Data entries
** Start **

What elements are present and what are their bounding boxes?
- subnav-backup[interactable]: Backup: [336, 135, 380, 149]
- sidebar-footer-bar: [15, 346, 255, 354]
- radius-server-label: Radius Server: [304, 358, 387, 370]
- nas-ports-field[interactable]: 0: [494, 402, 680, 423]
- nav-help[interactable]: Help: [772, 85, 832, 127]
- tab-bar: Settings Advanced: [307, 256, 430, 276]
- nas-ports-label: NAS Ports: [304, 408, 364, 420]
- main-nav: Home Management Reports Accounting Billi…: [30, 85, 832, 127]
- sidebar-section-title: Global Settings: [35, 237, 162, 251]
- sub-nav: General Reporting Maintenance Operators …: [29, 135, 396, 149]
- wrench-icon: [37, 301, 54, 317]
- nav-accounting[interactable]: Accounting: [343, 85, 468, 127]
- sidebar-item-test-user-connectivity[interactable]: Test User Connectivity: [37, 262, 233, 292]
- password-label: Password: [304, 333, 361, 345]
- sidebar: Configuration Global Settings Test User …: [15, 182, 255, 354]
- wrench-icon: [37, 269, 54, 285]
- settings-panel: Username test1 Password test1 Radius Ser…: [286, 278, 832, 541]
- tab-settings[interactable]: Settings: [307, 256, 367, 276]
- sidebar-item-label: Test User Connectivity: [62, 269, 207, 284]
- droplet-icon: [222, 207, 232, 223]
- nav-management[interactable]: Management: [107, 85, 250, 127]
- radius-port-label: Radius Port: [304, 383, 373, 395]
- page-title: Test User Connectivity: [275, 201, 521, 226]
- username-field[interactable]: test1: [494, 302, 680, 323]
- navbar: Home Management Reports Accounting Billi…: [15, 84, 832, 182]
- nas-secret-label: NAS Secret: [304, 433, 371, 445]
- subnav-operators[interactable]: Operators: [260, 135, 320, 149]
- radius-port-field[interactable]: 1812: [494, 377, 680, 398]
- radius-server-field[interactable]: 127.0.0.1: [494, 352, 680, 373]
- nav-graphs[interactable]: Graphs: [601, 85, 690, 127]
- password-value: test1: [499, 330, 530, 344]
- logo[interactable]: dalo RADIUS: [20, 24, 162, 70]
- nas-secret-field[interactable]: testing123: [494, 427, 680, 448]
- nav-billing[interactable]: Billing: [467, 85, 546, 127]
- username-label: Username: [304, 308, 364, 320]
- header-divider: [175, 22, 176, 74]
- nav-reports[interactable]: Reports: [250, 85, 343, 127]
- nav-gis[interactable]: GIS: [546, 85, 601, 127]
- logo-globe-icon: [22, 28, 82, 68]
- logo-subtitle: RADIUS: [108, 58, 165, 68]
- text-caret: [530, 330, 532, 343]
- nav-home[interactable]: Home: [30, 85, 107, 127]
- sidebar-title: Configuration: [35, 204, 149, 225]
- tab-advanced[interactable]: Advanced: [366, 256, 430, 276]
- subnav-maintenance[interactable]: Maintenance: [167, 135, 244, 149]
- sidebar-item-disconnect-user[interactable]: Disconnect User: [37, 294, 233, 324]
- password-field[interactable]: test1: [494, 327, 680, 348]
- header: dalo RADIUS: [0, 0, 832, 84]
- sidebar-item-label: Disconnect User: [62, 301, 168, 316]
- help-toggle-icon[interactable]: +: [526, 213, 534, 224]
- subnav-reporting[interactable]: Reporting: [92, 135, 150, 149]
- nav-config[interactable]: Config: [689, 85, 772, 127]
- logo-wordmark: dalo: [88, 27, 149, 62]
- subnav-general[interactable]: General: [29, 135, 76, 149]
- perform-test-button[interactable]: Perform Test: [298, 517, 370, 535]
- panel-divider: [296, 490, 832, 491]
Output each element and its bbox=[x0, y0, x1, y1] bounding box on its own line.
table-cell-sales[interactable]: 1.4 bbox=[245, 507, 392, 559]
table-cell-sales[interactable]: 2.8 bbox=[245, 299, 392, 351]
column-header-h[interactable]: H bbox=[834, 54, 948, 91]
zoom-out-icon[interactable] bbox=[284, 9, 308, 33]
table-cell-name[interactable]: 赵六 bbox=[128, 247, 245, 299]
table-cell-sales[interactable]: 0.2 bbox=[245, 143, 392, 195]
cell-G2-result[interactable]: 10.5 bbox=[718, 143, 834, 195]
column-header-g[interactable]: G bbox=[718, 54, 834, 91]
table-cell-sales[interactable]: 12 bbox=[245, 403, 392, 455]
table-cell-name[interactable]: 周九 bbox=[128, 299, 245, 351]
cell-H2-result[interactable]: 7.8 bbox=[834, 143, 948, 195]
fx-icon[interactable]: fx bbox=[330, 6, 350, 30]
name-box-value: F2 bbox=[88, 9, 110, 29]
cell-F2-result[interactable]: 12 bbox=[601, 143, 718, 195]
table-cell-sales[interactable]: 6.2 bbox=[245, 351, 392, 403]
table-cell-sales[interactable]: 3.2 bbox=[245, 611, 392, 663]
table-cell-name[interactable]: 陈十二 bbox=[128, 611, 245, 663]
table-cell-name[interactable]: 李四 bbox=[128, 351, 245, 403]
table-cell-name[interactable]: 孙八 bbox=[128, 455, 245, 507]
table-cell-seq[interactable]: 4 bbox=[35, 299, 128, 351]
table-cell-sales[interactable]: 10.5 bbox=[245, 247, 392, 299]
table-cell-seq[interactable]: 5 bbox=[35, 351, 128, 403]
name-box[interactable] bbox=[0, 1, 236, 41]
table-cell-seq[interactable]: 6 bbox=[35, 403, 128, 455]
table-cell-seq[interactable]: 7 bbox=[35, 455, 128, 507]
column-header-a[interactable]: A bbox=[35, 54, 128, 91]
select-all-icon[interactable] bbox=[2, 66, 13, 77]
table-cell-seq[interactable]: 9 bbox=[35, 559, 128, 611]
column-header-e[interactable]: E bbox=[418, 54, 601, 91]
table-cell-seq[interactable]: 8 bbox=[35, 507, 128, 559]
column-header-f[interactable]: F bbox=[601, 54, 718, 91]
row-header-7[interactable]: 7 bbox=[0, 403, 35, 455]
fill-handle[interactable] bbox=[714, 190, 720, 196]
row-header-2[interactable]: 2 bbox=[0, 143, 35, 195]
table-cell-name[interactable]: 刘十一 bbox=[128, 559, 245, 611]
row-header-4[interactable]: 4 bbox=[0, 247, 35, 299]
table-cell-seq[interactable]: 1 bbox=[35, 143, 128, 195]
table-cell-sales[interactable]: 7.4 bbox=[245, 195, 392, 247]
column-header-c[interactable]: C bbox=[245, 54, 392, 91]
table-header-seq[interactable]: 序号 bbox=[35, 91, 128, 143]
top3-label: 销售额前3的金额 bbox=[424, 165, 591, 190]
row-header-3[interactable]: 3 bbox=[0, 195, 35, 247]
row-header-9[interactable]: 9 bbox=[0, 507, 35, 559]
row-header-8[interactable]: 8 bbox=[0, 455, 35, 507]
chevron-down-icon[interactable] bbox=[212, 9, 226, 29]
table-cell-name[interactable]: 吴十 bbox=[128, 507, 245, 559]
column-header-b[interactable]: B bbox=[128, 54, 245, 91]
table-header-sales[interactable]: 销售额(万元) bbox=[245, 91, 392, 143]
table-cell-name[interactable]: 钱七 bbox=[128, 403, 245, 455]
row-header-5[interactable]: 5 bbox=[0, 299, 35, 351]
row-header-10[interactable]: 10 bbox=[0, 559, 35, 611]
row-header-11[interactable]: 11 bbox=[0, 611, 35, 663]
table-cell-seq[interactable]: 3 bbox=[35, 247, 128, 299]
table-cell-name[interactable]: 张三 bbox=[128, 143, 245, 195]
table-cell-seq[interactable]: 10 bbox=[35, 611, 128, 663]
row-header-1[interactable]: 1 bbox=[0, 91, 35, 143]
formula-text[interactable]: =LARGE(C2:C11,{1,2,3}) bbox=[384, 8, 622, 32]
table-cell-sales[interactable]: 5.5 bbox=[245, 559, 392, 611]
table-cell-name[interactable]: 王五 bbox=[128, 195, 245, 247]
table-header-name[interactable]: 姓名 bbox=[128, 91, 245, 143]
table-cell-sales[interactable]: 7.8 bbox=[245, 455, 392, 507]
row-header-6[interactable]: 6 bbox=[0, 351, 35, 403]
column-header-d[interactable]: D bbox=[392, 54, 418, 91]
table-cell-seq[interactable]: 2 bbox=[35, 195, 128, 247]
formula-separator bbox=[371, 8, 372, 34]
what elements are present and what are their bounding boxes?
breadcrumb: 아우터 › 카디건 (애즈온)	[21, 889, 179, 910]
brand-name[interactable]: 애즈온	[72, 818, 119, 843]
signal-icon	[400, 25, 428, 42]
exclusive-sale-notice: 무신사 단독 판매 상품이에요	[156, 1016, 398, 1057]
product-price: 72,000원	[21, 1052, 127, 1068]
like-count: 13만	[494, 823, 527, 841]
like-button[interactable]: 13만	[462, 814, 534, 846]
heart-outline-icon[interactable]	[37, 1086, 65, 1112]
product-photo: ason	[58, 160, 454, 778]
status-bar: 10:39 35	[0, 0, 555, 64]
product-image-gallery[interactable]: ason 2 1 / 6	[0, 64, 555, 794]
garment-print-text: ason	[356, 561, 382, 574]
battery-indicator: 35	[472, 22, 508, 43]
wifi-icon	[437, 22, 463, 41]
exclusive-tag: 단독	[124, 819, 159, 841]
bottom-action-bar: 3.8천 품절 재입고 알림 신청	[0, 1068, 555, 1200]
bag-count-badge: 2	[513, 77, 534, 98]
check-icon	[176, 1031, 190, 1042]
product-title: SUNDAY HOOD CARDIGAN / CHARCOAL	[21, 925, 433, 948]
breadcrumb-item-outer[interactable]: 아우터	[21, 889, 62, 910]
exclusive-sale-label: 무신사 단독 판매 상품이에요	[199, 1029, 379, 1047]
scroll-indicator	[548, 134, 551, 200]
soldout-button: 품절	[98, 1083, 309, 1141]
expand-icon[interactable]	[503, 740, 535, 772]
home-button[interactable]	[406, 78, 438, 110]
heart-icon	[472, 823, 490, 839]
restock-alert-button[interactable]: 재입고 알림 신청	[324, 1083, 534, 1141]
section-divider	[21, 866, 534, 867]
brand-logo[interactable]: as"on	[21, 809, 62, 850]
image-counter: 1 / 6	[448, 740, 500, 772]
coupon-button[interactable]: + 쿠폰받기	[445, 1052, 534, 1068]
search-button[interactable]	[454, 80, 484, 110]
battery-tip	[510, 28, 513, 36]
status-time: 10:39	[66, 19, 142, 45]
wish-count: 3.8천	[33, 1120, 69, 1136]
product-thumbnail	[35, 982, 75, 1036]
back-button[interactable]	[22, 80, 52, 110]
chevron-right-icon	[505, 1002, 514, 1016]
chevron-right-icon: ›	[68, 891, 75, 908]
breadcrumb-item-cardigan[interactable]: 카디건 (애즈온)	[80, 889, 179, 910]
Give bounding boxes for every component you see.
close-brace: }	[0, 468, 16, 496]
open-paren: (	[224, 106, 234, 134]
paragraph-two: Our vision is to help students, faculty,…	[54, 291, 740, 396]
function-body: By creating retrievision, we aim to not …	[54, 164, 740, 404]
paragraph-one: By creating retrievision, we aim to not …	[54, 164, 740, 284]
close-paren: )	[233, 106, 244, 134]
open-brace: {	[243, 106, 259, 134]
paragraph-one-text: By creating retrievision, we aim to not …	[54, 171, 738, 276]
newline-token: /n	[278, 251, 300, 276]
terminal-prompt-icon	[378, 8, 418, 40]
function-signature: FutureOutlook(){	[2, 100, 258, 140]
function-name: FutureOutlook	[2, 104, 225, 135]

** End **

### PROBLEM
Please put the records from their first line through the line containing "- logo[interactable]: dalo" into a Markdown table with the columns Row and Line. Number each row and skip any blank lines.

### OUTPUT
| Row | Line |
|---|---|
| 1 | What elements are present and what are their bounding boxes? |
| 2 | - subnav-backup[interactable]: Backup: [336, 135, 380, 149] |
| 3 | - sidebar-footer-bar: [15, 346, 255, 354] |
| 4 | - radius-server-label: Radius Server: [304, 358, 387, 370] |
| 5 | - nas-ports-field[interactable]: 0: [494, 402, 680, 423] |
| 6 | - nav-help[interactable]: Help: [772, 85, 832, 127] |
| 7 | - tab-bar: Settings Advanced: [307, 256, 430, 276] |
| 8 | - nas-ports-label: NAS Ports: [304, 408, 364, 420] |
| 9 | - main-nav: Home Management Reports Accounting Billi…: [30, 85, 832, 127] |
| 10 | - sidebar-section-title: Global Settings: [35, 237, 162, 251] |
| 11 | - sub-nav: General Reporting Maintenance Operators …: [29, 135, 396, 149] |
| 12 | - wrench-icon: [37, 301, 54, 317] |
| 13 | - nav-accounting[interactable]: Accounting: [343, 85, 468, 127] |
| 14 | - sidebar-item-test-user-connectivity[interactable]: Test User Connectivity: [37, 262, 233, 292] |
| 15 | - password-label: Password: [304, 333, 361, 345] |
| 16 | - sidebar: Configuration Global Settings Test User …: [15, 182, 255, 354] |
| 17 | - wrench-icon: [37, 269, 54, 285] |
| 18 | - settings-panel: Username test1 Password test1 Radius Ser…: [286, 278, 832, 541] |
| 19 | - tab-settings[interactable]: Settings: [307, 256, 367, 276] |
| 20 | - sidebar-item-label: Test User Connectivity: [62, 269, 207, 284] |
| 21 | - droplet-icon: [222, 207, 232, 223] |
| 22 | - nav-management[interactable]: Management: [107, 85, 250, 127] |
| 23 | - radius-port-label: Radius Port: [304, 383, 373, 395] |
| 24 | - page-title: Test User Connectivity: [275, 201, 521, 226] |
| 25 | - username-field[interactable]: test1: [494, 302, 680, 323] |
| 26 | - navbar: Home Management Reports Accounting Billi…: [15, 84, 832, 182] |
| 27 | - nas-secret-label: NAS Secret: [304, 433, 371, 445] |
| 28 | - subnav-operators[interactable]: Operators: [260, 135, 320, 149] |
| 29 | - radius-port-field[interactable]: 1812: [494, 377, 680, 398] |
| 30 | - radius-server-field[interactable]: 127.0.0.1: [494, 352, 680, 373] |
| 31 | - nav-graphs[interactable]: Graphs: [601, 85, 690, 127] |
| 32 | - password-value: test1: [499, 330, 530, 344] |
| 33 | - logo[interactable]: dalo RADIUS: [20, 24, 162, 70] |